=== Material to process ===

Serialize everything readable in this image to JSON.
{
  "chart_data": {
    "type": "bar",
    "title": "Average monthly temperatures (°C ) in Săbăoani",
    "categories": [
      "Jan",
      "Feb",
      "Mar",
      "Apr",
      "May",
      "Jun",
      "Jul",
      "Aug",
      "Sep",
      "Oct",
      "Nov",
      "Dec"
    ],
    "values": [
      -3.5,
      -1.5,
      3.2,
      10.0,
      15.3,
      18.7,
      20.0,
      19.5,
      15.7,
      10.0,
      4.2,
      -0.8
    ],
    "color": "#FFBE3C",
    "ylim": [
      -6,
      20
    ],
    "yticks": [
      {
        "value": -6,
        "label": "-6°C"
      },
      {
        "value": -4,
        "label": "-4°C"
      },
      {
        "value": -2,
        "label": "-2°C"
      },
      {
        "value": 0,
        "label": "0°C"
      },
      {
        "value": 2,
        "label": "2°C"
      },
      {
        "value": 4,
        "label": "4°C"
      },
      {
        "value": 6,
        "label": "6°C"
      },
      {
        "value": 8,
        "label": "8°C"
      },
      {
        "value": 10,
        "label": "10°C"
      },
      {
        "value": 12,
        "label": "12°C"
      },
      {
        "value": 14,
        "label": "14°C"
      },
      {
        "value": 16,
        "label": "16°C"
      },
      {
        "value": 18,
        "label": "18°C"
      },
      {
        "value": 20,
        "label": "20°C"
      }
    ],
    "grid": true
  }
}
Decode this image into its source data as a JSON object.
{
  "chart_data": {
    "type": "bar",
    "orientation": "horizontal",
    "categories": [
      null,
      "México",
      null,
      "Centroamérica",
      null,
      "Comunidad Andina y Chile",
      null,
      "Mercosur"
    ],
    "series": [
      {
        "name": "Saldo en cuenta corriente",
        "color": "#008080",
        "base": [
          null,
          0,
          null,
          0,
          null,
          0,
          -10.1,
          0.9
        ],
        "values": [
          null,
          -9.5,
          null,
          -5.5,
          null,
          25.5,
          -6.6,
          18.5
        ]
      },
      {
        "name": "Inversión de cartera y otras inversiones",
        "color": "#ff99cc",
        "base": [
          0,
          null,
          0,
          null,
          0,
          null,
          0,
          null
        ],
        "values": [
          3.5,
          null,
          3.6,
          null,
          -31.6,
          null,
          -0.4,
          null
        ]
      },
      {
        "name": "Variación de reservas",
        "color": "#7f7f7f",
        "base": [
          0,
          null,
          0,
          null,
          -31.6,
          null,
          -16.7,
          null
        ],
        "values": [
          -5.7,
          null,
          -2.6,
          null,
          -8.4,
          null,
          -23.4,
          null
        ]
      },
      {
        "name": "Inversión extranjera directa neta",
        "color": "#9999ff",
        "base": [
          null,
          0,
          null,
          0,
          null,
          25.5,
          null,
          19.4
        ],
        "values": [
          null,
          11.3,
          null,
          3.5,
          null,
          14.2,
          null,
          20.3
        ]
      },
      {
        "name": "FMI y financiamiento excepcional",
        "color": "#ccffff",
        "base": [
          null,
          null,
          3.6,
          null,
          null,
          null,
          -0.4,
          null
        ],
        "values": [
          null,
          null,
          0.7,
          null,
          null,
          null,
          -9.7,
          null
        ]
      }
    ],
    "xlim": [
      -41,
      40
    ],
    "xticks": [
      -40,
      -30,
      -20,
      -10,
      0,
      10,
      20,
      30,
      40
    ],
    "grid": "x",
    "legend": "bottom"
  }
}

===

* **The problem**
Could you quote the material above in full, exactly as it stands?

* **Exercise response**
Serialize everything readable in this image to JSON.
{
  "chart_data": {
    "type": "bar",
    "title": "Average monthly temperatures (°C ) in Săbăoani",
    "categories": [
      "Jan",
      "Feb",
      "Mar",
      "Apr",
      "May",
      "Jun",
      "Jul",
      "Aug",
      "Sep",
      "Oct",
      "Nov",
      "Dec"
    ],
    "values": [
      -3.5,
      -1.5,
      3.2,
      10.0,
      15.3,
      18.7,
      20.0,
      19.5,
      15.7,
      10.0,
      4.2,
      -0.8
    ],
    "color": "#FFBE3C",
    "ylim": [
      -6,
      20
    ],
    "yticks": [
      {
        "value": -6,
        "label": "-6°C"
      },
      {
        "value": -4,
        "label": "-4°C"
      },
      {
        "value": -2,
        "label": "-2°C"
      },
      {
        "value": 0,
        "label": "0°C"
      },
      {
        "value": 2,
        "label": "2°C"
      },
      {
        "value": 4,
        "label": "4°C"
      },
      {
        "value": 6,
        "label": "6°C"
      },
      {
        "value": 8,
        "label": "8°C"
      },
      {
        "value": 10,
        "label": "10°C"
      },
      {
        "value": 12,
        "label": "12°C"
      },
      {
        "value": 14,
        "label": "14°C"
      },
      {
        "value": 16,
        "label": "16°C"
      },
      {
        "value": 18,
        "label": "18°C"
      },
      {
        "value": 20,
        "label": "20°C"
      }
    ],
    "grid": true
  }
}
Decode this image into its source data as a JSON object.
{
  "chart_data": {
    "type": "bar",
    "orientation": "horizontal",
    "categories": [
      null,
      "México",
      null,
      "Centroamérica",
      null,
      "Comunidad Andina y Chile",
      null,
      "Mercosur"
    ],
    "series": [
      {
        "name": "Saldo en cuenta corriente",
        "color": "#008080",
        "base": [
          null,
          0,
          null,
          0,
          null,
          0,
          -10.1,
          0.9
        ],
        "values": [
          null,
          -9.5,
          null,
          -5.5,
          null,
          25.5,
          -6.6,
          18.5
        ]
      },
      {
        "name": "Inversión de cartera y otras inversiones",
        "color": "#ff99cc",
        "base": [
          0,
          null,
          0,
          null,
          0,
          null,
          0,
          null
        ],
        "values": [
          3.5,
          null,
          3.6,
          null,
          -31.6,
          null,
          -0.4,
          null
        ]
      },
      {
        "name": "Variación de reservas",
        "color": "#7f7f7f",
        "base": [
          0,
          null,
          0,
          null,
          -31.6,
          null,
          -16.7,
          null
        ],
        "values": [
          -5.7,
          null,
          -2.6,
          null,
          -8.4,
          null,
          -23.4,
          null
        ]
      },
      {
        "name": "Inversión extranjera directa neta",
        "color": "#9999ff",
        "base": [
          null,
          0,
          null,
          0,
          null,
          25.5,
          null,
          19.4
        ],
        "values": [
          null,
          11.3,
          null,
          3.5,
          null,
          14.2,
          null,
          20.3
        ]
      },
      {
        "name": "FMI y financiamiento excepcional",
        "color": "#ccffff",
        "base": [
          null,
          null,
          3.6,
          null,
          null,
          null,
          -0.4,
          null
        ],
        "values": [
          null,
          null,
          0.7,
          null,
          null,
          null,
          -9.7,
          null
        ]
      }
    ],
    "xlim": [
      -41,
      40
    ],
    "xticks": [
      -40,
      -30,
      -20,
      -10,
      0,
      10,
      20,
      30,
      40
    ],
    "grid": "x",
    "legend": "bottom"
  }
}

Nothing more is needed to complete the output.